Stored items
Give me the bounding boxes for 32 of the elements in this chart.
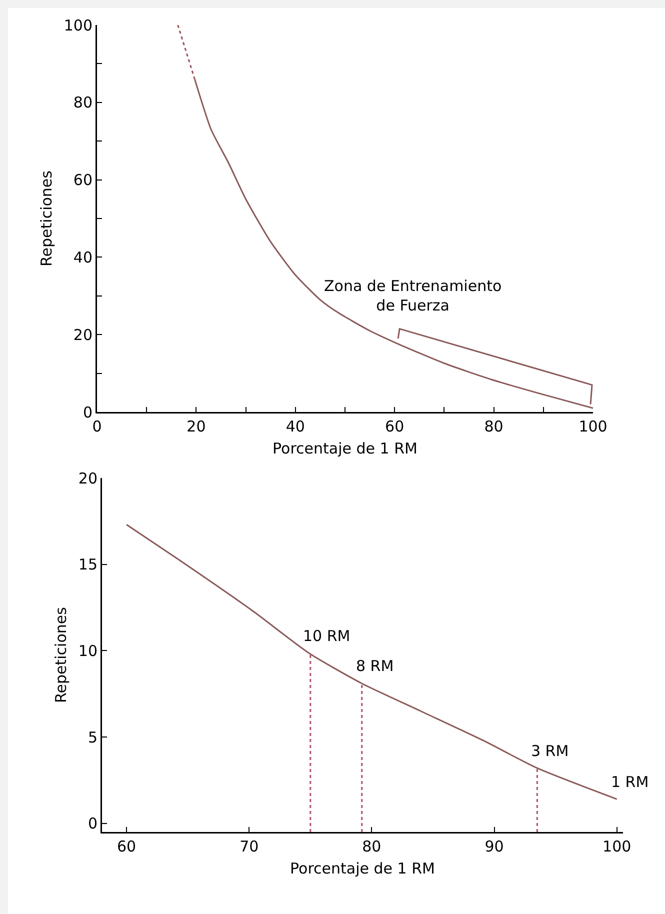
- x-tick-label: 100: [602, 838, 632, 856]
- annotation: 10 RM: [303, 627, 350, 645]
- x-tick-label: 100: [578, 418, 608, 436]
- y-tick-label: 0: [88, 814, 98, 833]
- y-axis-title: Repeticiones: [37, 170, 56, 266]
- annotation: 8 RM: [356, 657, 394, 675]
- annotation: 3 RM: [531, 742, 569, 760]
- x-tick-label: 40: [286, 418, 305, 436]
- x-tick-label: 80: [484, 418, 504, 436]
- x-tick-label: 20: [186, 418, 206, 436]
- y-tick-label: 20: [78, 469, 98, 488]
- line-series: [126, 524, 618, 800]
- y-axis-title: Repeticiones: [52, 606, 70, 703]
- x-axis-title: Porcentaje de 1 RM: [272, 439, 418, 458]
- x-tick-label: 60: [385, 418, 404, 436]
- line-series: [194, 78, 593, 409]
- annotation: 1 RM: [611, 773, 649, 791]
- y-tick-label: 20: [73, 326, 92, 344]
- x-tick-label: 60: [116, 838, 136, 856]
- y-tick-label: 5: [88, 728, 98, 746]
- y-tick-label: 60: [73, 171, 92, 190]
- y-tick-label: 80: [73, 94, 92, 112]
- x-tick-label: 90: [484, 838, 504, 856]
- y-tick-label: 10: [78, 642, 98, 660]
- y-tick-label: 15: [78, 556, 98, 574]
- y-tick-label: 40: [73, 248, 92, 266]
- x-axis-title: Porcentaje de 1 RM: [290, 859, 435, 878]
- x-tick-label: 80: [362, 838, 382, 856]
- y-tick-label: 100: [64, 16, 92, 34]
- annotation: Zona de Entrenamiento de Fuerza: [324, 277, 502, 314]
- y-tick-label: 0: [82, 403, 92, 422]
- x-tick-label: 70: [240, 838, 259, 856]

* * *

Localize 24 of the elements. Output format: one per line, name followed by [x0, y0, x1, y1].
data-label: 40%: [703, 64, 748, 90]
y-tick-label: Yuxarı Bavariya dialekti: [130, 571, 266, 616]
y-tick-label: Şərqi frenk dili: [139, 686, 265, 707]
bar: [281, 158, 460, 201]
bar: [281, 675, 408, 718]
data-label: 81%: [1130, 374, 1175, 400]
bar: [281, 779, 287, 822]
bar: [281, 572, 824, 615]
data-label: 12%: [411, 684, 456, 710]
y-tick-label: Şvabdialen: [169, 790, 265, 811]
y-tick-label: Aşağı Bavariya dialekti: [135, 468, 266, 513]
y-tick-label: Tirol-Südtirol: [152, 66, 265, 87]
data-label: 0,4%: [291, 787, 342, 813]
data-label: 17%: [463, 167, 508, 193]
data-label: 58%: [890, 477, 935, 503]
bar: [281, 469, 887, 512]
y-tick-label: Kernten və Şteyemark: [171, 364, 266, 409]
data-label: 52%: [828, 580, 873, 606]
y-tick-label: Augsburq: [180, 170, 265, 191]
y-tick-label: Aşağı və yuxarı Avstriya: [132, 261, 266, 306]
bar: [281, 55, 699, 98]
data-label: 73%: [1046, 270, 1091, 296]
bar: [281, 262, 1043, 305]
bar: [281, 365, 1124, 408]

■ **Direction**
Render the material as a JSON list of strings, one string per line and no blank lines. Begin at the line that has "Localize 24 of" and stop after the line that has "bar: [281, 675, 408, 718]".

■ **Exercise solution**
[
  "Localize 24 of the elements. Output format: one per line, name followed by [x0, y0, x1, y1].",
  "data-label: 40%: [703, 64, 748, 90]",
  "y-tick-label: Yuxarı Bavariya dialekti: [130, 571, 266, 616]",
  "y-tick-label: Şərqi frenk dili: [139, 686, 265, 707]",
  "bar: [281, 158, 460, 201]",
  "bar: [281, 675, 408, 718]"
]